- What you need to do:
Please restate the following records word for word.

>> begin Data

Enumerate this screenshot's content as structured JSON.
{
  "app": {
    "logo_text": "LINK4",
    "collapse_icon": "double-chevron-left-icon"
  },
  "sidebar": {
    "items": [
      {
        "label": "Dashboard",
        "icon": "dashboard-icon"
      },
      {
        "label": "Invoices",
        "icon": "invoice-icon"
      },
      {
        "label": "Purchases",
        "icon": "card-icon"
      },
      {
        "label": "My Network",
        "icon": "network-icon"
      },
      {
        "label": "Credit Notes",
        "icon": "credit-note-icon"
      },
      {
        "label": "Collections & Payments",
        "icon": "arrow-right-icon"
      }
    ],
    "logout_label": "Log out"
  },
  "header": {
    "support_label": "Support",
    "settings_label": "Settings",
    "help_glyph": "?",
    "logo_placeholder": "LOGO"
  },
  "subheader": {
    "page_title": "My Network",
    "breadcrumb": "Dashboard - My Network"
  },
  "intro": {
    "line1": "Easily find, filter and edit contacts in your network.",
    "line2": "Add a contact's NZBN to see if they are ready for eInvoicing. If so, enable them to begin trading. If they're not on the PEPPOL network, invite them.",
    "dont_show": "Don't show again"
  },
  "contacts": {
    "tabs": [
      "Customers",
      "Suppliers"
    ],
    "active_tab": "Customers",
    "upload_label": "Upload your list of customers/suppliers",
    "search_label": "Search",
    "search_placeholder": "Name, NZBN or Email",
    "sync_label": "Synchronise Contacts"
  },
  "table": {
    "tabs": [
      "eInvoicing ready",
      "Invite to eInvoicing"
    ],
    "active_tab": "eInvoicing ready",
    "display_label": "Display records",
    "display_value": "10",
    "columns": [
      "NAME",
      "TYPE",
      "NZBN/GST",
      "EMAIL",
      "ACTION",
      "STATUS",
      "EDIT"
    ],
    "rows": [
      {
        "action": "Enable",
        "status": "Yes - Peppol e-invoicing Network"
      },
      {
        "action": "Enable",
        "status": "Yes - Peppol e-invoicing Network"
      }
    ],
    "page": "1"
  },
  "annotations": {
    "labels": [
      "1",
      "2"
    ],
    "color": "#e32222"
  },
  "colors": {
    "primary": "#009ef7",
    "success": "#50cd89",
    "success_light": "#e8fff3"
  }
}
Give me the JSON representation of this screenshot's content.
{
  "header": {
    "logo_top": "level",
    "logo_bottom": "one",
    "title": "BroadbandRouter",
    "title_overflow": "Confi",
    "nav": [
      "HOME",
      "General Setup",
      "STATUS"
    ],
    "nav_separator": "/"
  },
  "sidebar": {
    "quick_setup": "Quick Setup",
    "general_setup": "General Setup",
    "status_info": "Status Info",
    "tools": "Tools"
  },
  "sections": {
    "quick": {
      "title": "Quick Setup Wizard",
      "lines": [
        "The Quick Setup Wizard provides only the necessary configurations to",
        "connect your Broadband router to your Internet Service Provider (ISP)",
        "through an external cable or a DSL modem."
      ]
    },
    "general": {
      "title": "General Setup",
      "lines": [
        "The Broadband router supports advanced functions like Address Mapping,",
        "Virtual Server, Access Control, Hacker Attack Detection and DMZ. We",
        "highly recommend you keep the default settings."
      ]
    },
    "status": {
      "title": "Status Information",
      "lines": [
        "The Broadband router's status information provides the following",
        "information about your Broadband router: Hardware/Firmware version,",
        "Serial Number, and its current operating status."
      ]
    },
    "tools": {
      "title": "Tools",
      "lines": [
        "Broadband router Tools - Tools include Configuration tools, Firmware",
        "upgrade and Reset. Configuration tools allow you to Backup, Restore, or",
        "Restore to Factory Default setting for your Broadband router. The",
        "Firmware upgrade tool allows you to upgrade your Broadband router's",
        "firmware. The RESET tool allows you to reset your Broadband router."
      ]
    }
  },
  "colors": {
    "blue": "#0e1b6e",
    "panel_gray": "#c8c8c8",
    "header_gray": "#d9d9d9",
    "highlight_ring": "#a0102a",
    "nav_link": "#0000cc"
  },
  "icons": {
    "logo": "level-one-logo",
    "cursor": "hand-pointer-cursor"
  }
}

>> end Data

- Solution to the problem:
Enumerate this screenshot's content as structured JSON.
{
  "app": {
    "logo_text": "LINK4",
    "collapse_icon": "double-chevron-left-icon"
  },
  "sidebar": {
    "items": [
      {
        "label": "Dashboard",
        "icon": "dashboard-icon"
      },
      {
        "label": "Invoices",
        "icon": "invoice-icon"
      },
      {
        "label": "Purchases",
        "icon": "card-icon"
      },
      {
        "label": "My Network",
        "icon": "network-icon"
      },
      {
        "label": "Credit Notes",
        "icon": "credit-note-icon"
      },
      {
        "label": "Collections & Payments",
        "icon": "arrow-right-icon"
      }
    ],
    "logout_label": "Log out"
  },
  "header": {
    "support_label": "Support",
    "settings_label": "Settings",
    "help_glyph": "?",
    "logo_placeholder": "LOGO"
  },
  "subheader": {
    "page_title": "My Network",
    "breadcrumb": "Dashboard - My Network"
  },
  "intro": {
    "line1": "Easily find, filter and edit contacts in your network.",
    "line2": "Add a contact's NZBN to see if they are ready for eInvoicing. If so, enable them to begin trading. If they're not on the PEPPOL network, invite them.",
    "dont_show": "Don't show again"
  },
  "contacts": {
    "tabs": [
      "Customers",
      "Suppliers"
    ],
    "active_tab": "Customers",
    "upload_label": "Upload your list of customers/suppliers",
    "search_label": "Search",
    "search_placeholder": "Name, NZBN or Email",
    "sync_label": "Synchronise Contacts"
  },
  "table": {
    "tabs": [
      "eInvoicing ready",
      "Invite to eInvoicing"
    ],
    "active_tab": "eInvoicing ready",
    "display_label": "Display records",
    "display_value": "10",
    "columns": [
      "NAME",
      "TYPE",
      "NZBN/GST",
      "EMAIL",
      "ACTION",
      "STATUS",
      "EDIT"
    ],
    "rows": [
      {
        "action": "Enable",
        "status": "Yes - Peppol e-invoicing Network"
      },
      {
        "action": "Enable",
        "status": "Yes - Peppol e-invoicing Network"
      }
    ],
    "page": "1"
  },
  "annotations": {
    "labels": [
      "1",
      "2"
    ],
    "color": "#e32222"
  },
  "colors": {
    "primary": "#009ef7",
    "success": "#50cd89",
    "success_light": "#e8fff3"
  }
}
Give me the JSON representation of this screenshot's content.
{
  "header": {
    "logo_top": "level",
    "logo_bottom": "one",
    "title": "BroadbandRouter",
    "title_overflow": "Confi",
    "nav": [
      "HOME",
      "General Setup",
      "STATUS"
    ],
    "nav_separator": "/"
  },
  "sidebar": {
    "quick_setup": "Quick Setup",
    "general_setup": "General Setup",
    "status_info": "Status Info",
    "tools": "Tools"
  },
  "sections": {
    "quick": {
      "title": "Quick Setup Wizard",
      "lines": [
        "The Quick Setup Wizard provides only the necessary configurations to",
        "connect your Broadband router to your Internet Service Provider (ISP)",
        "through an external cable or a DSL modem."
      ]
    },
    "general": {
      "title": "General Setup",
      "lines": [
        "The Broadband router supports advanced functions like Address Mapping,",
        "Virtual Server, Access Control, Hacker Attack Detection and DMZ. We",
        "highly recommend you keep the default settings."
      ]
    },
    "status": {
      "title": "Status Information",
      "lines": [
        "The Broadband router's status information provides the following",
        "information about your Broadband router: Hardware/Firmware version,",
        "Serial Number, and its current operating status."
      ]
    },
    "tools": {
      "title": "Tools",
      "lines": [
        "Broadband router Tools - Tools include Configuration tools, Firmware",
        "upgrade and Reset. Configuration tools allow you to Backup, Restore, or",
        "Restore to Factory Default setting for your Broadband router. The",
        "Firmware upgrade tool allows you to upgrade your Broadband router's",
        "firmware. The RESET tool allows you to reset your Broadband router."
      ]
    }
  },
  "colors": {
    "blue": "#0e1b6e",
    "panel_gray": "#c8c8c8",
    "header_gray": "#d9d9d9",
    "highlight_ring": "#a0102a",
    "nav_link": "#0000cc"
  },
  "icons": {
    "logo": "level-one-logo",
    "cursor": "hand-pointer-cursor"
  }
}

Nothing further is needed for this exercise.